[Collected data]
»»

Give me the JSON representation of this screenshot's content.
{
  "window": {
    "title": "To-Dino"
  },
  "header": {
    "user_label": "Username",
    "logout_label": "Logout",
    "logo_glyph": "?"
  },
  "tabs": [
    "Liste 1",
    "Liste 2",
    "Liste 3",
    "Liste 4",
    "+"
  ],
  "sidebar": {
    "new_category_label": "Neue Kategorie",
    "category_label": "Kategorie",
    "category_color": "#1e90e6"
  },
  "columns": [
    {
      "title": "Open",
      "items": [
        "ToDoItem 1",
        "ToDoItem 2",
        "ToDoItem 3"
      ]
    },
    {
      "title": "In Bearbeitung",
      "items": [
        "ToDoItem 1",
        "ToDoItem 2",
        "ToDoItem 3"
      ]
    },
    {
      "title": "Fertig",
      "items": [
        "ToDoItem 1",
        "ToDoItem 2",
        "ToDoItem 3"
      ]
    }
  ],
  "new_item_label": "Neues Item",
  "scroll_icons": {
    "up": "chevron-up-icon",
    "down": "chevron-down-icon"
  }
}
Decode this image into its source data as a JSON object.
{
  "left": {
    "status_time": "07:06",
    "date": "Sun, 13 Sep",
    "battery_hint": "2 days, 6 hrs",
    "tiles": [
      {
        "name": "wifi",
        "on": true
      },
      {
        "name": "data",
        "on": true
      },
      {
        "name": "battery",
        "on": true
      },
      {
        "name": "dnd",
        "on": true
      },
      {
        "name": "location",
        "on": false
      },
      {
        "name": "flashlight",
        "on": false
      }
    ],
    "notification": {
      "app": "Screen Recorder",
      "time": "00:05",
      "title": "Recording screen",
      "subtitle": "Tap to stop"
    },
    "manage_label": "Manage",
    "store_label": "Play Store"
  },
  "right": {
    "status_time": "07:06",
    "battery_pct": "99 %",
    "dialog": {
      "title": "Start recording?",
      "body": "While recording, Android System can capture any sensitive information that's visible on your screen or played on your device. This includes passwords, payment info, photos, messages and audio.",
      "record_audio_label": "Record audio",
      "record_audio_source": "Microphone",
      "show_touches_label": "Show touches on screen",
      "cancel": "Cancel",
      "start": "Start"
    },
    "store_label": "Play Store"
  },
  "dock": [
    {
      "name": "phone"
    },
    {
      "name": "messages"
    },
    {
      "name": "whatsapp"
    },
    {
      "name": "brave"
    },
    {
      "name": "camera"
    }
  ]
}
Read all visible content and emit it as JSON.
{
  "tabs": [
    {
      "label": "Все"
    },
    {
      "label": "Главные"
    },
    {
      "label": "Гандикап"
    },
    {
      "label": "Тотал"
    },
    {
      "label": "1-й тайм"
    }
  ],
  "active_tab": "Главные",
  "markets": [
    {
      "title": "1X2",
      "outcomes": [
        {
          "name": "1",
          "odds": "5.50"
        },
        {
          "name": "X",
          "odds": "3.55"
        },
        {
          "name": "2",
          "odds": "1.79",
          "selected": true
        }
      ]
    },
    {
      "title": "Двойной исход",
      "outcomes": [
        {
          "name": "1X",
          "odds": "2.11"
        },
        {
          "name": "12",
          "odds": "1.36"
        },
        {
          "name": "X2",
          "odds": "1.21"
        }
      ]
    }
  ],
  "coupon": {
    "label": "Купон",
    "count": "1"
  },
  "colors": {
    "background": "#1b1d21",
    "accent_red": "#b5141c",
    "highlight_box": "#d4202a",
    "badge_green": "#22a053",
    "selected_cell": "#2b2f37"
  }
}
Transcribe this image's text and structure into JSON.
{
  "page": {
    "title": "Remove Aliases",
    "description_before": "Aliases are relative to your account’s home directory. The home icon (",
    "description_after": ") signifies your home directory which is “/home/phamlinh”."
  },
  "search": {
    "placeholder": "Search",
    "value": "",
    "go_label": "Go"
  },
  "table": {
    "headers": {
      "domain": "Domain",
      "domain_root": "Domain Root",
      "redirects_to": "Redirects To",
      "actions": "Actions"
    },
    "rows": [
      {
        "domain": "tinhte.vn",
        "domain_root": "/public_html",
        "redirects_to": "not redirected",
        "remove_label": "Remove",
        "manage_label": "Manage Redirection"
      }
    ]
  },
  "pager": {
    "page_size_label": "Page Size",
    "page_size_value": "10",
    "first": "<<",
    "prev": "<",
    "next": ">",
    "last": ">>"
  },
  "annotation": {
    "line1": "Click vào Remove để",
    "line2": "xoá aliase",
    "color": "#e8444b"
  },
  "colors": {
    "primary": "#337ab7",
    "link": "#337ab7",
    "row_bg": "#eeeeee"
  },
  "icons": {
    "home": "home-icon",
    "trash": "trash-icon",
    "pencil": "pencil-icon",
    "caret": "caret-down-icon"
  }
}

««

Set problem | Copy out each record from above, exactly.

Answer to the problem |
Give me the JSON representation of this screenshot's content.
{
  "window": {
    "title": "To-Dino"
  },
  "header": {
    "user_label": "Username",
    "logout_label": "Logout",
    "logo_glyph": "?"
  },
  "tabs": [
    "Liste 1",
    "Liste 2",
    "Liste 3",
    "Liste 4",
    "+"
  ],
  "sidebar": {
    "new_category_label": "Neue Kategorie",
    "category_label": "Kategorie",
    "category_color": "#1e90e6"
  },
  "columns": [
    {
      "title": "Open",
      "items": [
        "ToDoItem 1",
        "ToDoItem 2",
        "ToDoItem 3"
      ]
    },
    {
      "title": "In Bearbeitung",
      "items": [
        "ToDoItem 1",
        "ToDoItem 2",
        "ToDoItem 3"
      ]
    },
    {
      "title": "Fertig",
      "items": [
        "ToDoItem 1",
        "ToDoItem 2",
        "ToDoItem 3"
      ]
    }
  ],
  "new_item_label": "Neues Item",
  "scroll_icons": {
    "up": "chevron-up-icon",
    "down": "chevron-down-icon"
  }
}
Decode this image into its source data as a JSON object.
{
  "left": {
    "status_time": "07:06",
    "date": "Sun, 13 Sep",
    "battery_hint": "2 days, 6 hrs",
    "tiles": [
      {
        "name": "wifi",
        "on": true
      },
      {
        "name": "data",
        "on": true
      },
      {
        "name": "battery",
        "on": true
      },
      {
        "name": "dnd",
        "on": true
      },
      {
        "name": "location",
        "on": false
      },
      {
        "name": "flashlight",
        "on": false
      }
    ],
    "notification": {
      "app": "Screen Recorder",
      "time": "00:05",
      "title": "Recording screen",
      "subtitle": "Tap to stop"
    },
    "manage_label": "Manage",
    "store_label": "Play Store"
  },
  "right": {
    "status_time": "07:06",
    "battery_pct": "99 %",
    "dialog": {
      "title": "Start recording?",
      "body": "While recording, Android System can capture any sensitive information that's visible on your screen or played on your device. This includes passwords, payment info, photos, messages and audio.",
      "record_audio_label": "Record audio",
      "record_audio_source": "Microphone",
      "show_touches_label": "Show touches on screen",
      "cancel": "Cancel",
      "start": "Start"
    },
    "store_label": "Play Store"
  },
  "dock": [
    {
      "name": "phone"
    },
    {
      "name": "messages"
    },
    {
      "name": "whatsapp"
    },
    {
      "name": "brave"
    },
    {
      "name": "camera"
    }
  ]
}
Read all visible content and emit it as JSON.
{
  "tabs": [
    {
      "label": "Все"
    },
    {
      "label": "Главные"
    },
    {
      "label": "Гандикап"
    },
    {
      "label": "Тотал"
    },
    {
      "label": "1-й тайм"
    }
  ],
  "active_tab": "Главные",
  "markets": [
    {
      "title": "1X2",
      "outcomes": [
        {
          "name": "1",
          "odds": "5.50"
        },
        {
          "name": "X",
          "odds": "3.55"
        },
        {
          "name": "2",
          "odds": "1.79",
          "selected": true
        }
      ]
    },
    {
      "title": "Двойной исход",
      "outcomes": [
        {
          "name": "1X",
          "odds": "2.11"
        },
        {
          "name": "12",
          "odds": "1.36"
        },
        {
          "name": "X2",
          "odds": "1.21"
        }
      ]
    }
  ],
  "coupon": {
    "label": "Купон",
    "count": "1"
  },
  "colors": {
    "background": "#1b1d21",
    "accent_red": "#b5141c",
    "highlight_box": "#d4202a",
    "badge_green": "#22a053",
    "selected_cell": "#2b2f37"
  }
}
Transcribe this image's text and structure into JSON.
{
  "page": {
    "title": "Remove Aliases",
    "description_before": "Aliases are relative to your account’s home directory. The home icon (",
    "description_after": ") signifies your home directory which is “/home/phamlinh”."
  },
  "search": {
    "placeholder": "Search",
    "value": "",
    "go_label": "Go"
  },
  "table": {
    "headers": {
      "domain": "Domain",
      "domain_root": "Domain Root",
      "redirects_to": "Redirects To",
      "actions": "Actions"
    },
    "rows": [
      {
        "domain": "tinhte.vn",
        "domain_root": "/public_html",
        "redirects_to": "not redirected",
        "remove_label": "Remove",
        "manage_label": "Manage Redirection"
      }
    ]
  },
  "pager": {
    "page_size_label": "Page Size",
    "page_size_value": "10",
    "first": "<<",
    "prev": "<",
    "next": ">",
    "last": ">>"
  },
  "annotation": {
    "line1": "Click vào Remove để",
    "line2": "xoá aliase",
    "color": "#e8444b"
  },
  "colors": {
    "primary": "#337ab7",
    "link": "#337ab7",
    "row_bg": "#eeeeee"
  },
  "icons": {
    "home": "home-icon",
    "trash": "trash-icon",
    "pencil": "pencil-icon",
    "caret": "caret-down-icon"
  }
}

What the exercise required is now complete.